* Dataset records *
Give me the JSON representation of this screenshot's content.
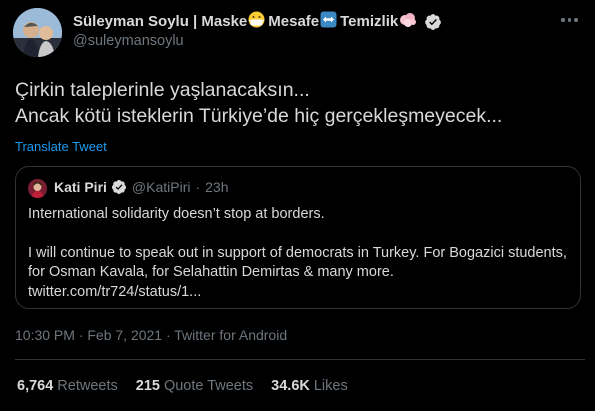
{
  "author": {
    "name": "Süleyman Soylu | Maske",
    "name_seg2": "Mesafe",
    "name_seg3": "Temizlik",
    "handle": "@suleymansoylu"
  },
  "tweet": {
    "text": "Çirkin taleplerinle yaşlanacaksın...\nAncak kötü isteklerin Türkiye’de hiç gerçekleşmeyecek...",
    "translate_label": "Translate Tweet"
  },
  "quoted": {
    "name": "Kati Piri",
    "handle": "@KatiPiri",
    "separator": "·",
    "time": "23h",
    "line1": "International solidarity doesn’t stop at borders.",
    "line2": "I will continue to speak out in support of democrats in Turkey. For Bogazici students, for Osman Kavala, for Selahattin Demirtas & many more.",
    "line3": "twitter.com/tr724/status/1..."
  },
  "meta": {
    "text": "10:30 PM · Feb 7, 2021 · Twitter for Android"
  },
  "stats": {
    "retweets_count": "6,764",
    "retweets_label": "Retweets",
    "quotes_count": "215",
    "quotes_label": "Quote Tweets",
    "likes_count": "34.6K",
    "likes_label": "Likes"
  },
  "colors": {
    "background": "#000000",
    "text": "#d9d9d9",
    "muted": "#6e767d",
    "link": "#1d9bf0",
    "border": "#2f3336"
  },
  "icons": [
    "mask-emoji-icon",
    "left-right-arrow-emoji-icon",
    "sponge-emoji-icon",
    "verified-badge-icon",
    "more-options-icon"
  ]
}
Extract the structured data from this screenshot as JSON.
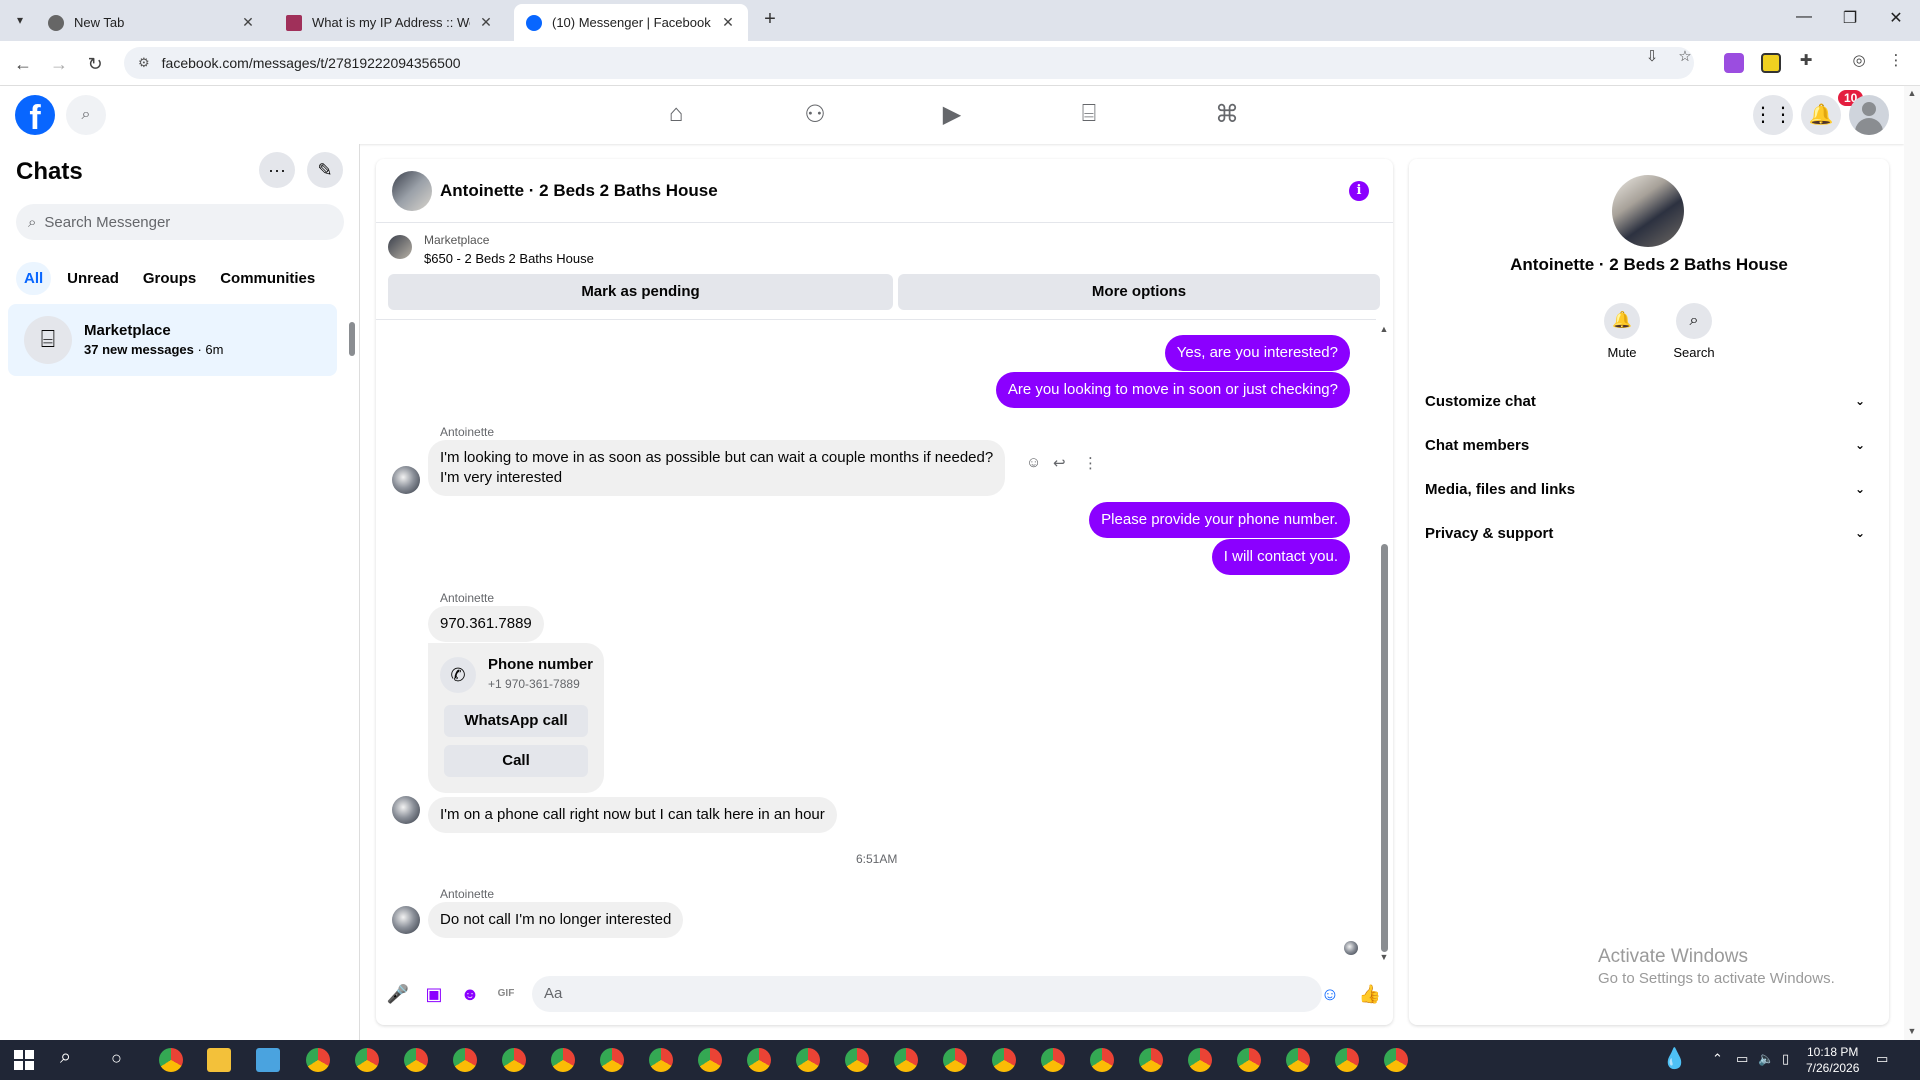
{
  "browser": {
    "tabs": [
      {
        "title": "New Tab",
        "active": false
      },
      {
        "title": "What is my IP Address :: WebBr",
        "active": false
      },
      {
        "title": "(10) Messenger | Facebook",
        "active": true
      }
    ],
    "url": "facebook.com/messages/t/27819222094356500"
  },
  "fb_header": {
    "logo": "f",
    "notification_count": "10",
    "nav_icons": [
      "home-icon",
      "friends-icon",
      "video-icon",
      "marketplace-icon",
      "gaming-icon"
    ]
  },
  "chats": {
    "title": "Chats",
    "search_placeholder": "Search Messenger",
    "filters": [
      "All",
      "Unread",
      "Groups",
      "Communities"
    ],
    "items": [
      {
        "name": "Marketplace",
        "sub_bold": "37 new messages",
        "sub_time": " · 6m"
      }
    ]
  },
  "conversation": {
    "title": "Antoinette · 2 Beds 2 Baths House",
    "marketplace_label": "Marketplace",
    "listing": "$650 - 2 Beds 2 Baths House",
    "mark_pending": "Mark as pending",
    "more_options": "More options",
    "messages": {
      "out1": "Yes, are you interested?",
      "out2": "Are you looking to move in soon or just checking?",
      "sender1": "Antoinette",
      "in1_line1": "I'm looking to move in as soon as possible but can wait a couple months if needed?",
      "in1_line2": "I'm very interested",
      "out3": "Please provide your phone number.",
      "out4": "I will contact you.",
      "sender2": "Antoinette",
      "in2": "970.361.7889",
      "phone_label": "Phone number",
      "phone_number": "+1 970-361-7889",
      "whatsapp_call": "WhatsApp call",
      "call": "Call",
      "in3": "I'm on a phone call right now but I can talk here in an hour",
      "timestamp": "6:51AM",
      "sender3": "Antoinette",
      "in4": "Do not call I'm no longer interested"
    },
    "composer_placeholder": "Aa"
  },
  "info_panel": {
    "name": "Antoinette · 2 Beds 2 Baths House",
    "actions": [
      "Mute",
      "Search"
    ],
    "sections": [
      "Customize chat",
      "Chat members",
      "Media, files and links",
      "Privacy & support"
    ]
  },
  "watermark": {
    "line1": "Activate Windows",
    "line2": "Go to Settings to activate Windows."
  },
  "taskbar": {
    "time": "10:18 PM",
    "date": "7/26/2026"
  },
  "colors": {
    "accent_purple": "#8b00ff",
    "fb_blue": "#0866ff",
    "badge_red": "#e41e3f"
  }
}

* Objective *
Keep the pictures out of the copy and write out the data exactly as it stands.

* Exercise output *
Give me the JSON representation of this screenshot's content.
{
  "author": {
    "name": "Süleyman Soylu | Maske",
    "name_seg2": "Mesafe",
    "name_seg3": "Temizlik",
    "handle": "@suleymansoylu"
  },
  "tweet": {
    "text": "Çirkin taleplerinle yaşlanacaksın...\nAncak kötü isteklerin Türkiye’de hiç gerçekleşmeyecek...",
    "translate_label": "Translate Tweet"
  },
  "quoted": {
    "name": "Kati Piri",
    "handle": "@KatiPiri",
    "separator": "·",
    "time": "23h",
    "line1": "International solidarity doesn’t stop at borders.",
    "line2": "I will continue to speak out in support of democrats in Turkey. For Bogazici students, for Osman Kavala, for Selahattin Demirtas & many more.",
    "line3": "twitter.com/tr724/status/1..."
  },
  "meta": {
    "text": "10:30 PM · Feb 7, 2021 · Twitter for Android"
  },
  "stats": {
    "retweets_count": "6,764",
    "retweets_label": "Retweets",
    "quotes_count": "215",
    "quotes_label": "Quote Tweets",
    "likes_count": "34.6K",
    "likes_label": "Likes"
  },
  "colors": {
    "background": "#000000",
    "text": "#d9d9d9",
    "muted": "#6e767d",
    "link": "#1d9bf0",
    "border": "#2f3336"
  },
  "icons": [
    "mask-emoji-icon",
    "left-right-arrow-emoji-icon",
    "sponge-emoji-icon",
    "verified-badge-icon",
    "more-options-icon"
  ]
}
Extract the structured data from this screenshot as JSON.
{
  "browser": {
    "tabs": [
      {
        "title": "New Tab",
        "active": false
      },
      {
        "title": "What is my IP Address :: WebBr",
        "active": false
      },
      {
        "title": "(10) Messenger | Facebook",
        "active": true
      }
    ],
    "url": "facebook.com/messages/t/27819222094356500"
  },
  "fb_header": {
    "logo": "f",
    "notification_count": "10",
    "nav_icons": [
      "home-icon",
      "friends-icon",
      "video-icon",
      "marketplace-icon",
      "gaming-icon"
    ]
  },
  "chats": {
    "title": "Chats",
    "search_placeholder": "Search Messenger",
    "filters": [
      "All",
      "Unread",
      "Groups",
      "Communities"
    ],
    "items": [
      {
        "name": "Marketplace",
        "sub_bold": "37 new messages",
        "sub_time": " · 6m"
      }
    ]
  },
  "conversation": {
    "title": "Antoinette · 2 Beds 2 Baths House",
    "marketplace_label": "Marketplace",
    "listing": "$650 - 2 Beds 2 Baths House",
    "mark_pending": "Mark as pending",
    "more_options": "More options",
    "messages": {
      "out1": "Yes, are you interested?",
      "out2": "Are you looking to move in soon or just checking?",
      "sender1": "Antoinette",
      "in1_line1": "I'm looking to move in as soon as possible but can wait a couple months if needed?",
      "in1_line2": "I'm very interested",
      "out3": "Please provide your phone number.",
      "out4": "I will contact you.",
      "sender2": "Antoinette",
      "in2": "970.361.7889",
      "phone_label": "Phone number",
      "phone_number": "+1 970-361-7889",
      "whatsapp_call": "WhatsApp call",
      "call": "Call",
      "in3": "I'm on a phone call right now but I can talk here in an hour",
      "timestamp": "6:51AM",
      "sender3": "Antoinette",
      "in4": "Do not call I'm no longer interested"
    },
    "composer_placeholder": "Aa"
  },
  "info_panel": {
    "name": "Antoinette · 2 Beds 2 Baths House",
    "actions": [
      "Mute",
      "Search"
    ],
    "sections": [
      "Customize chat",
      "Chat members",
      "Media, files and links",
      "Privacy & support"
    ]
  },
  "watermark": {
    "line1": "Activate Windows",
    "line2": "Go to Settings to activate Windows."
  },
  "taskbar": {
    "time": "10:18 PM",
    "date": "7/26/2026"
  },
  "colors": {
    "accent_purple": "#8b00ff",
    "fb_blue": "#0866ff",
    "badge_red": "#e41e3f"
  }
}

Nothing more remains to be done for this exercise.